Here are records with pictures in them. Copy all of them exactly and leave the pictures out.
--- begin ---
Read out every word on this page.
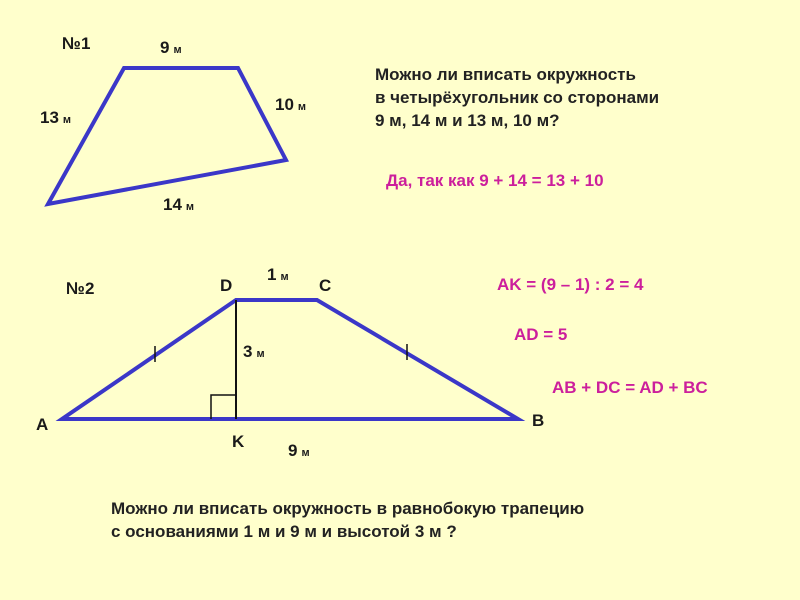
№1	9 м
10 м
13 м
14 м
Можно ли вписать окружность
в четырёхугольник со сторонами
9 м, 14 м и 13 м, 10 м?
Да, так как 9 + 14 = 13 + 10
№2	D	C
A	B
K
1 м
3 м
9 м
AK = (9 – 1) : 2 = 4
AD = 5
AB + DC = AD + BC
Можно ли вписать окружность в равнобокую трапецию
с основаниями 1 м и 9 м и высотой 3 м ?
--- end ---
[EXERCISE RESULT]
Read out every word on this page.
№1	9 м
10 м
13 м
14 м
Можно ли вписать окружность
в четырёхугольник со сторонами
9 м, 14 м и 13 м, 10 м?
Да, так как 9 + 14 = 13 + 10
№2	D	C
A	B
K
1 м
3 м
9 м
AK = (9 – 1) : 2 = 4
AD = 5
AB + DC = AD + BC
Можно ли вписать окружность в равнобокую трапецию
с основаниями 1 м и 9 м и высотой 3 м ?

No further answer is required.